== Collected data entries ==
○ ○ ○ ○ ○ ○ ○

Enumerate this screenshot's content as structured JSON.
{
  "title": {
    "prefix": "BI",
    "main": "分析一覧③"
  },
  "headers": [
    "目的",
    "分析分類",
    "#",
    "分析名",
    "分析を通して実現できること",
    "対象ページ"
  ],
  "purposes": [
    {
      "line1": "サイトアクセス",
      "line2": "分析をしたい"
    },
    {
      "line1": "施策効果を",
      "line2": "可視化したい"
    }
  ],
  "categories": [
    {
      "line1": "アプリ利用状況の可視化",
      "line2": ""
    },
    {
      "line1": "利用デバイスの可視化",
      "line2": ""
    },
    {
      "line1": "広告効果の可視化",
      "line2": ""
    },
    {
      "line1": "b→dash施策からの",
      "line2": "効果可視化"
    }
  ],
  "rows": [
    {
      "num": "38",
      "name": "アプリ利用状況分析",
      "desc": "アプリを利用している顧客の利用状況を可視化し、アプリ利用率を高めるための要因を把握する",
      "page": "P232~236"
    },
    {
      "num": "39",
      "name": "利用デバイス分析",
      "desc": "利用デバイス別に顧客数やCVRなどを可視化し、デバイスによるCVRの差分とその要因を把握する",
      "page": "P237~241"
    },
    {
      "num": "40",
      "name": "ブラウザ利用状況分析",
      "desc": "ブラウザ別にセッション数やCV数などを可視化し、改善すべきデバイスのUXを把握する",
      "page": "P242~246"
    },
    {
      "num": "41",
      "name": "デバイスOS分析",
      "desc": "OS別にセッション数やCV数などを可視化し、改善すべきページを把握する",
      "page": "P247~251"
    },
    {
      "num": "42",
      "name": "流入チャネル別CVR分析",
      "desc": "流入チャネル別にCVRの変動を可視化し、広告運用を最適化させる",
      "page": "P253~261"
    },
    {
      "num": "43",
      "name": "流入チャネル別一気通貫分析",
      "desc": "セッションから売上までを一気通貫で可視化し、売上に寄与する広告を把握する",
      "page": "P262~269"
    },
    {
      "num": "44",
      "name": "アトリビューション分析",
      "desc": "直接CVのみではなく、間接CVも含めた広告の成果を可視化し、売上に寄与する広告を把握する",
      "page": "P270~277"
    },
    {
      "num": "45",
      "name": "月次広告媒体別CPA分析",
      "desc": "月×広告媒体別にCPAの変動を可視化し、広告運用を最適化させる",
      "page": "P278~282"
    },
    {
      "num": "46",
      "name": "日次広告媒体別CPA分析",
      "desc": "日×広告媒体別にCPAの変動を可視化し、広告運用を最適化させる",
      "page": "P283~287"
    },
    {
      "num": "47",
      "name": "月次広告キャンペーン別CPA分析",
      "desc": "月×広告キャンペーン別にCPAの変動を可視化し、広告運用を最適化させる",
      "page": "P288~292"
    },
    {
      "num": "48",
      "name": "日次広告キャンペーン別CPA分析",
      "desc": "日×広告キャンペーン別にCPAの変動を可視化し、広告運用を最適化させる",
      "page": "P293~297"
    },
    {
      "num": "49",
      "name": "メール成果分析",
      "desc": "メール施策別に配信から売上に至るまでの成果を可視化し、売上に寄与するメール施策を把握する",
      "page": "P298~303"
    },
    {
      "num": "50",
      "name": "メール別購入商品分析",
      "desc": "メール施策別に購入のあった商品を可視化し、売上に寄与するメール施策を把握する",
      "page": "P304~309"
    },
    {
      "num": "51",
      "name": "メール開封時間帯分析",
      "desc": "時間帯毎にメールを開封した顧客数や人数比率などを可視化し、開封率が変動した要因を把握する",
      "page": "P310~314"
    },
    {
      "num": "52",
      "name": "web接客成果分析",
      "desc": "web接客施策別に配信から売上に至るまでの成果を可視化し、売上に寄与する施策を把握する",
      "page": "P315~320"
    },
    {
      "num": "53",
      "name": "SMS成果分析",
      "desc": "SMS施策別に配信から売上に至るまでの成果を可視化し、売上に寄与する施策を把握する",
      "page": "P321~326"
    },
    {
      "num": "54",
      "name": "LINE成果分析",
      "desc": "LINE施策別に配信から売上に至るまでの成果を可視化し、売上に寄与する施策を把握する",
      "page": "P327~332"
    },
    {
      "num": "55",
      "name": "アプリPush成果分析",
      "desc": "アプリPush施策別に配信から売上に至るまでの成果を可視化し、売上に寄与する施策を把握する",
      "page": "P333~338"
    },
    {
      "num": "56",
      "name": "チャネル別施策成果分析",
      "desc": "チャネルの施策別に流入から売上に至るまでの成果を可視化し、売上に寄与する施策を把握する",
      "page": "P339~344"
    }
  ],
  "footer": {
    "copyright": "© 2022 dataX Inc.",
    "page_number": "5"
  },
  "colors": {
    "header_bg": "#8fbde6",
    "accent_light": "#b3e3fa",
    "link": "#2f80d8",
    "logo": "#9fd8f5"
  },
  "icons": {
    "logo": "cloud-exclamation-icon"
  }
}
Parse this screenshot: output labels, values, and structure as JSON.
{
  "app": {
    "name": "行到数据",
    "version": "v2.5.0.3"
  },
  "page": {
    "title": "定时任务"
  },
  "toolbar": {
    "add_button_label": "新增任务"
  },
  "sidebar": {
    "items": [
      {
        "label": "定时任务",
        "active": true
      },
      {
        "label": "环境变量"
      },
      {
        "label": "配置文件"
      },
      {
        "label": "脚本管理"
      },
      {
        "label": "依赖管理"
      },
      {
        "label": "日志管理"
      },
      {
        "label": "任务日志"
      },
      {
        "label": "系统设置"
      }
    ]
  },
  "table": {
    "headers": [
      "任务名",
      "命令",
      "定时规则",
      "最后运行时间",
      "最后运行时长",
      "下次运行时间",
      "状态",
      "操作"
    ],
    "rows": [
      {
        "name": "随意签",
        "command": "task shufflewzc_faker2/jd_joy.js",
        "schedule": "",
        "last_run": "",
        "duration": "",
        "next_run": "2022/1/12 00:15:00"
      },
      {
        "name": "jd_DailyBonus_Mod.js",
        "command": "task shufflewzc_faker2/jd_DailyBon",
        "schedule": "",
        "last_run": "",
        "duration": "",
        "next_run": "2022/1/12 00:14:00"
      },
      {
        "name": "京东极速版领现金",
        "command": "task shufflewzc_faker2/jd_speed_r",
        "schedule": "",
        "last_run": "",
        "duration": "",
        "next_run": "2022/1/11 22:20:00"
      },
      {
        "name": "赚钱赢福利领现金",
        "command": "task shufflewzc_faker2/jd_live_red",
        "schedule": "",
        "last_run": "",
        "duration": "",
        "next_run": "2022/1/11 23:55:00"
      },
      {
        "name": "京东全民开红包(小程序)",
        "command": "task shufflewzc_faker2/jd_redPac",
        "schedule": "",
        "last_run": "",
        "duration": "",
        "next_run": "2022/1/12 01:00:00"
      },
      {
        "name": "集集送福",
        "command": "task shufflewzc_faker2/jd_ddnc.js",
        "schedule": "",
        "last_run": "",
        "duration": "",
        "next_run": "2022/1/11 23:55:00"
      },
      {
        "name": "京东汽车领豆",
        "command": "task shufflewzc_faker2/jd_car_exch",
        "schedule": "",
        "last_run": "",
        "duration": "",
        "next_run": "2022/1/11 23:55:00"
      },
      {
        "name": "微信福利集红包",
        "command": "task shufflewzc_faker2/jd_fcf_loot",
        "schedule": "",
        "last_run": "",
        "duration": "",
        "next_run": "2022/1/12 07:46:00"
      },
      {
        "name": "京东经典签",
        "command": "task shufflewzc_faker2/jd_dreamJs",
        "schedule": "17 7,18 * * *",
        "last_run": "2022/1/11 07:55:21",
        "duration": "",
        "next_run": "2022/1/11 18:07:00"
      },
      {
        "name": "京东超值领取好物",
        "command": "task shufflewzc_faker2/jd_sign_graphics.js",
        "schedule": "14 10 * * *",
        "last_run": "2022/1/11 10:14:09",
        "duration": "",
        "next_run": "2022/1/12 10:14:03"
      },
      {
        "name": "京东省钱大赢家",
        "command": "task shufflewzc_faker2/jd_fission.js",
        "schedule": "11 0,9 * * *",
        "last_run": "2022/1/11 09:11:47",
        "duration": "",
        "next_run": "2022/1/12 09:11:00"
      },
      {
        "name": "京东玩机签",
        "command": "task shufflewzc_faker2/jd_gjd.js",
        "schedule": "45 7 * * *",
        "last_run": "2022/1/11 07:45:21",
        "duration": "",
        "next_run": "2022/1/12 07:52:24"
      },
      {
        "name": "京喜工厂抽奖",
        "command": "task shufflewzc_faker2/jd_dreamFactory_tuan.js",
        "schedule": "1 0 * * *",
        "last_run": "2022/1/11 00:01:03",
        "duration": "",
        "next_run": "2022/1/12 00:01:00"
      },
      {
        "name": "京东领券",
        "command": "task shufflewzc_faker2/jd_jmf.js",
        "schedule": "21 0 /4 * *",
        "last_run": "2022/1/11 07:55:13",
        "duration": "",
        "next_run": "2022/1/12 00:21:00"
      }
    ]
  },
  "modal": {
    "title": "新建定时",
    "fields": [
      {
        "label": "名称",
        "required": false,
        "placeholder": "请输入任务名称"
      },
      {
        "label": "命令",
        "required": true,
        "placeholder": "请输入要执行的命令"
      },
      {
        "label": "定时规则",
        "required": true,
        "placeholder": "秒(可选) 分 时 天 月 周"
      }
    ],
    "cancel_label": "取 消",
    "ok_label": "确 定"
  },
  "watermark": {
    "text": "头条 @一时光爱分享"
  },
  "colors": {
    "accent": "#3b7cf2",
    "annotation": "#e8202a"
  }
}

○ ○ ○ ○ ○ ○ ○

== Exercise requirements ==
Gather every line containing the word "logo" and copy it.

== Answer below ==
    "logo": "#9fd8f5"
    "logo": "cloud-exclamation-icon"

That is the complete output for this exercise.